Instructions to follow: Rewrite everything in the data from the very start down to the line containing "Pick out 43" as a Markdown table with the columns No. and Text, one numbered row per line. Skip blank lines and omit the pictures.

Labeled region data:

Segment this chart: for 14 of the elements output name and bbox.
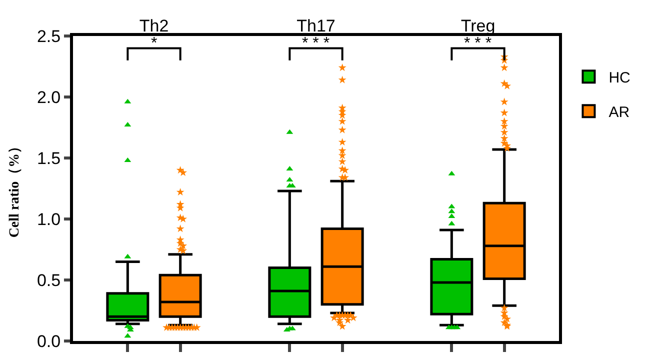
- legend-label: AR: [608, 104, 630, 121]
- y-tick-label: 0.5: [36, 270, 61, 290]
- y-tick-label: 0.0: [36, 332, 61, 351]
- y-tick-label: 2.0: [36, 88, 61, 107]
- y-axis-title: Cell ratio（%）: [8, 139, 23, 238]
- annotation: * * *: [302, 35, 330, 52]
- y-tick-label: 1.5: [36, 148, 61, 168]
- x-tick-label: Th17: [296, 16, 336, 36]
- y-tick-label: 1.0: [36, 210, 61, 229]
- annotation: * * *: [464, 35, 492, 52]
- legend-label: HC: [608, 70, 631, 86]
- y-tick-label: 2.5: [36, 26, 61, 46]
- x-tick-label: Th2: [139, 16, 169, 36]
- annotation: *: [151, 35, 158, 52]
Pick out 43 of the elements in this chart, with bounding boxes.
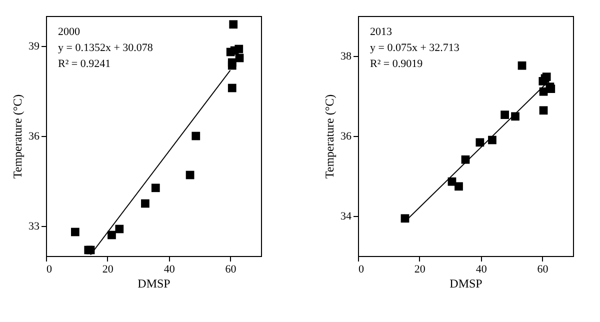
y-axis-title: Temperature (°C) <box>10 94 24 179</box>
point <box>500 110 509 119</box>
annotation: 2000 <box>58 26 80 38</box>
point <box>235 54 244 62</box>
annotation: y = 0.1352x + 30.078 <box>58 42 154 54</box>
y-axis-title: Temperature (°C) <box>322 94 336 179</box>
point <box>476 138 484 147</box>
y-tick-label: 39 <box>28 40 40 52</box>
point <box>192 132 200 140</box>
y-tick-label: 36 <box>28 130 40 142</box>
y-tick-label: 34 <box>340 210 352 222</box>
point <box>539 106 548 115</box>
point <box>234 44 244 54</box>
point <box>151 184 160 192</box>
x-tick-label: 0 <box>358 264 364 276</box>
x-tick-label: 20 <box>414 264 426 276</box>
x-tick-label: 60 <box>537 264 549 276</box>
point <box>400 214 410 223</box>
point <box>228 84 236 92</box>
annotation: R² = 0.9019 <box>370 58 424 70</box>
point <box>108 230 116 240</box>
point <box>229 20 238 29</box>
x-tick-label: 60 <box>225 264 237 276</box>
y-tick-label: 38 <box>340 50 352 62</box>
annotation: y = 0.075x + 32.713 <box>370 42 460 54</box>
annotation: R² = 0.9241 <box>58 58 111 70</box>
x-axis-title: DMSP <box>450 276 483 290</box>
x-tick-label: 0 <box>46 264 52 276</box>
point <box>186 170 194 180</box>
point <box>518 61 526 70</box>
point <box>454 182 463 191</box>
x-axis-title: DMSP <box>138 276 171 290</box>
x-tick-label: 40 <box>164 264 176 276</box>
point <box>115 224 124 234</box>
annotation: 2013 <box>370 26 392 38</box>
point <box>228 58 236 67</box>
x-tick-label: 20 <box>102 264 114 276</box>
point <box>511 112 520 121</box>
x-tick-label: 40 <box>476 264 488 276</box>
y-tick-label: 33 <box>28 220 40 232</box>
point <box>141 199 150 208</box>
y-tick-label: 36 <box>340 130 352 142</box>
point <box>70 228 80 236</box>
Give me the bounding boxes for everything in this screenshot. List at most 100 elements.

Worked solution:
| No. | Text |
|---|---|
| 1 | Segment this chart: for 14 of the elements output name and bbox. |
| 2 | - legend-label: AR: [608, 104, 630, 121] |
| 3 | - y-tick-label: 0.5: [36, 270, 61, 290] |
| 4 | - y-tick-label: 0.0: [36, 332, 61, 351] |
| 5 | - y-tick-label: 2.0: [36, 88, 61, 107] |
| 6 | - y-axis-title: Cell ratio（%）: [8, 139, 23, 238] |
| 7 | - annotation: * * *: [302, 35, 330, 52] |
| 8 | - y-tick-label: 1.5: [36, 148, 61, 168] |
| 9 | - x-tick-label: Th17: [296, 16, 336, 36] |
| 10 | - y-tick-label: 1.0: [36, 210, 61, 229] |
| 11 | - annotation: * * *: [464, 35, 492, 52] |
| 12 | - legend-label: HC: [608, 70, 631, 86] |
| 13 | - y-tick-label: 2.5: [36, 26, 61, 46] |
| 14 | - x-tick-label: Th2: [139, 16, 169, 36] |
| 15 | - annotation: *: [151, 35, 158, 52] |
| 16 | Pick out 43 of the elements in this chart, with bounding boxes. |